▸ RECORDED INFORMATION:
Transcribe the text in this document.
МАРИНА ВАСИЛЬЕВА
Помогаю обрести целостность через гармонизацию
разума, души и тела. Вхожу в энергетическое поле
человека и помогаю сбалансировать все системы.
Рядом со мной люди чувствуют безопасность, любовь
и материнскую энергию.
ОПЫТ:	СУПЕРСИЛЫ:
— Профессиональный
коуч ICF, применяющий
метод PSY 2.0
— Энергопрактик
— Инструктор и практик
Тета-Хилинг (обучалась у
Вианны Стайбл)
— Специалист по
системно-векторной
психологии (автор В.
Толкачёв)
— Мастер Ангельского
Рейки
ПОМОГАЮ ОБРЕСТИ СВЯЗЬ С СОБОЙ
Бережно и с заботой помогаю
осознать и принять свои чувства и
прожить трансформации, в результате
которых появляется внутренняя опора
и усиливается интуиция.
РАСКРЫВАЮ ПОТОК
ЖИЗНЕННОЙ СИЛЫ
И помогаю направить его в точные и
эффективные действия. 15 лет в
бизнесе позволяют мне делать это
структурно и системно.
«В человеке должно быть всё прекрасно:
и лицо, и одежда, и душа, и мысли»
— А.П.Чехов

▸ GIVEN TASK:
Every entry above should be retyped exactly as shown.

▸ EXPECTED OUTPUT:
Transcribe the text in this document.
МАРИНА ВАСИЛЬЕВА
Помогаю обрести целостность через гармонизацию
разума, души и тела. Вхожу в энергетическое поле
человека и помогаю сбалансировать все системы.
Рядом со мной люди чувствуют безопасность, любовь
и материнскую энергию.
ОПЫТ:	СУПЕРСИЛЫ:
— Профессиональный
коуч ICF, применяющий
метод PSY 2.0
— Энергопрактик
— Инструктор и практик
Тета-Хилинг (обучалась у
Вианны Стайбл)
— Специалист по
системно-векторной
психологии (автор В.
Толкачёв)
— Мастер Ангельского
Рейки
ПОМОГАЮ ОБРЕСТИ СВЯЗЬ С СОБОЙ
Бережно и с заботой помогаю
осознать и принять свои чувства и
прожить трансформации, в результате
которых появляется внутренняя опора
и усиливается интуиция.
РАСКРЫВАЮ ПОТОК
ЖИЗНЕННОЙ СИЛЫ
И помогаю направить его в точные и
эффективные действия. 15 лет в
бизнесе позволяют мне делать это
структурно и системно.
«В человеке должно быть всё прекрасно:
и лицо, и одежда, и душа, и мысли»
— А.П.Чехов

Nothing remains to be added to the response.